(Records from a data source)
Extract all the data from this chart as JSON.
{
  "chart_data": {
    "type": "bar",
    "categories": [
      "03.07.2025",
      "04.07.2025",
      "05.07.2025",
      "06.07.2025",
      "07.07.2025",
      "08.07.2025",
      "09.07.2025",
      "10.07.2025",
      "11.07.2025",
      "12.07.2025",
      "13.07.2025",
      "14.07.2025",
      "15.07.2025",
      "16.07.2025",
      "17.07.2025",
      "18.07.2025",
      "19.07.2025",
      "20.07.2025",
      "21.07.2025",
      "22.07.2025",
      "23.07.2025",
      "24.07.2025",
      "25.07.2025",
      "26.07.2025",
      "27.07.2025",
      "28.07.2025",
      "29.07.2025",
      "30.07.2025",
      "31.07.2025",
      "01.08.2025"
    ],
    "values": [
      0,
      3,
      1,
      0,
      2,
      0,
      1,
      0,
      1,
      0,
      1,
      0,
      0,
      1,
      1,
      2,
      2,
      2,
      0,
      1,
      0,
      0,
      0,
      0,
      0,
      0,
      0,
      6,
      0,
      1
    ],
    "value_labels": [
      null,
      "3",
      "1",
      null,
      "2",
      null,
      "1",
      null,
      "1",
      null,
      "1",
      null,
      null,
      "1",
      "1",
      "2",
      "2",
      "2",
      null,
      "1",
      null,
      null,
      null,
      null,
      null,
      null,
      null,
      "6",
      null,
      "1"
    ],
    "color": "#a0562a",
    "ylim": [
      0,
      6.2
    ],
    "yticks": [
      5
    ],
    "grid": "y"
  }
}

Problem to solve: Set down the listing above in full, please, exactly as it appears.

Answer to the problem:
Extract all the data from this chart as JSON.
{
  "chart_data": {
    "type": "bar",
    "categories": [
      "03.07.2025",
      "04.07.2025",
      "05.07.2025",
      "06.07.2025",
      "07.07.2025",
      "08.07.2025",
      "09.07.2025",
      "10.07.2025",
      "11.07.2025",
      "12.07.2025",
      "13.07.2025",
      "14.07.2025",
      "15.07.2025",
      "16.07.2025",
      "17.07.2025",
      "18.07.2025",
      "19.07.2025",
      "20.07.2025",
      "21.07.2025",
      "22.07.2025",
      "23.07.2025",
      "24.07.2025",
      "25.07.2025",
      "26.07.2025",
      "27.07.2025",
      "28.07.2025",
      "29.07.2025",
      "30.07.2025",
      "31.07.2025",
      "01.08.2025"
    ],
    "values": [
      0,
      3,
      1,
      0,
      2,
      0,
      1,
      0,
      1,
      0,
      1,
      0,
      0,
      1,
      1,
      2,
      2,
      2,
      0,
      1,
      0,
      0,
      0,
      0,
      0,
      0,
      0,
      6,
      0,
      1
    ],
    "value_labels": [
      null,
      "3",
      "1",
      null,
      "2",
      null,
      "1",
      null,
      "1",
      null,
      "1",
      null,
      null,
      "1",
      "1",
      "2",
      "2",
      "2",
      null,
      "1",
      null,
      null,
      null,
      null,
      null,
      null,
      null,
      "6",
      null,
      "1"
    ],
    "color": "#a0562a",
    "ylim": [
      0,
      6.2
    ],
    "yticks": [
      5
    ],
    "grid": "y"
  }
}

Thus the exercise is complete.